_Textauszug_

◆ ◆ ◆ ◆

Dobrindt lehnt Warnungen vor AfD-Machtübernahme in Ostdeutschland ab
Mariechen Grein GrothDobrindt lehnt Warnungen vor AfD-Machtübernahme in Ostdeutschland ab
Bundesinnenminister Alexander Dobrindt hat Warnungen vor einem möglichen Machtgriff der rechtspopulistischen Alternative für Deutschland (AfD) nach den anstehenden Landtagswahlen in Ostdeutschland zurückgewiesen. Seine Äußerungen folgen auf Bedenken, die Thüringens Innenminister Georg Maier (SPD) geäußert hatte. Maier hatte vor einem möglichen „Putschversuch“ der Partei gewarnt.
Auslöser der Debatte war eine Ankündigung von Ulrich Siegmund, Spitzenkandidat der AfD in Sachsen-Anhalt, der im Falle eines Wahlsiegs seiner Partei plant, 150 bis 200 Stellen in der Landesverwaltung neu zu besetzen. Maier reagierte darauf mit der Warnung vor einer möglichen Machtverschiebung – woraufhin Dobrindt solche „Untergangsszenarien“ kritisierte.

◆ ◆ ◆ ◆

_Quelldaten_
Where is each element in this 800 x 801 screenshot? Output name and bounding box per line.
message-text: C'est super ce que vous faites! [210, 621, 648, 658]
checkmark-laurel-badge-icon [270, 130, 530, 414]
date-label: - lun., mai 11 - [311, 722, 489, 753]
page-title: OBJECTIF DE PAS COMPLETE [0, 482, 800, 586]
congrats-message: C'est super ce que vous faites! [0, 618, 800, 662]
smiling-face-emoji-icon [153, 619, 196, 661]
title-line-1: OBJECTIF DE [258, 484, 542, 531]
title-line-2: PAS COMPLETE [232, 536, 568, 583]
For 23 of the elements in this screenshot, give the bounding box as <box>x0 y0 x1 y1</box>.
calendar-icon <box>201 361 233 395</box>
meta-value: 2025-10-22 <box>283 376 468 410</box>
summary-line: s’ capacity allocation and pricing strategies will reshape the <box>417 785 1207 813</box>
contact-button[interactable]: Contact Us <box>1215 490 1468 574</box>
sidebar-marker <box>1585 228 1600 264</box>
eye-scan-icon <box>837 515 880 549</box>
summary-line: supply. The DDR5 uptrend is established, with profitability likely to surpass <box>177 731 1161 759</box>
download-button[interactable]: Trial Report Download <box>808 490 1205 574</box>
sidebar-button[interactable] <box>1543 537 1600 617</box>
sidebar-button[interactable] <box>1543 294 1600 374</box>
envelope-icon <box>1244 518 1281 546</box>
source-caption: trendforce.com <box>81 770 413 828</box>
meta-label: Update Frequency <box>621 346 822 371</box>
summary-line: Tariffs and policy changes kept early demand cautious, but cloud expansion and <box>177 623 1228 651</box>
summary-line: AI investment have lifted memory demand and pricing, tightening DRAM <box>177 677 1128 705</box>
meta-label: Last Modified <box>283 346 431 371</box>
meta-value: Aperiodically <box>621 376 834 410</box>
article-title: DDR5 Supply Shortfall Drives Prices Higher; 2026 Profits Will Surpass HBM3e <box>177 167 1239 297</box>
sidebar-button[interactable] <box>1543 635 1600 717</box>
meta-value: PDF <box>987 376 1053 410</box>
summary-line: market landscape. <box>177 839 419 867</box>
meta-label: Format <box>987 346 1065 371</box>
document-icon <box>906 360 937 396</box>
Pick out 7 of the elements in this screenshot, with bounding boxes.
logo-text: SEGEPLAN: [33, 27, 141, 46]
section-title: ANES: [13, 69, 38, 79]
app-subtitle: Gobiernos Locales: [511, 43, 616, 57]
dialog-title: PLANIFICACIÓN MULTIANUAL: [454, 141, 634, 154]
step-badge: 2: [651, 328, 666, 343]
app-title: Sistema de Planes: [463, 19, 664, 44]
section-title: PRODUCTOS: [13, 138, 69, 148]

◆ ◆ ◆ ◆

_Aufgabe_
Schreibe den Artikel über Dobrindts Zurückweisung der Warnungen vor einer AfD-Machtübernahme im Anschluss an seinen letzten Satz weiter.

_Antwort_
Dobrindt argumentierte, dass Vorbereitungen auf eine unwahrscheinliche Alleinregierung der AfD unnötig seien. Zudem lehnte er Forderungen einiger Landesbeamter ab, Vorsorgemaßnahmen einzuführen, um zu verhindern, dass sensible Sicherheitsinformationen an die AfD gelangen könnten, falls diese in die Regierung kommt.
Zwar räumte Dobrindt ein, dass es auf sozialen Medien Desinformationskampagnen und ausländische Einflussversuche gebe, doch gebe es keine Hinweise auf ernsthafte ausländische Einmischung in die bevorstehenden Wahlen. Auch sei vor der Abstimmung kein spürbarer Anstieg solcher Aktivitäten festgestellt worden. Stattdessen forderte er proaktive politische Lösungen, um die Lage zu bewältigen, und betonte, dass noch Zeit zum Handeln bleibe.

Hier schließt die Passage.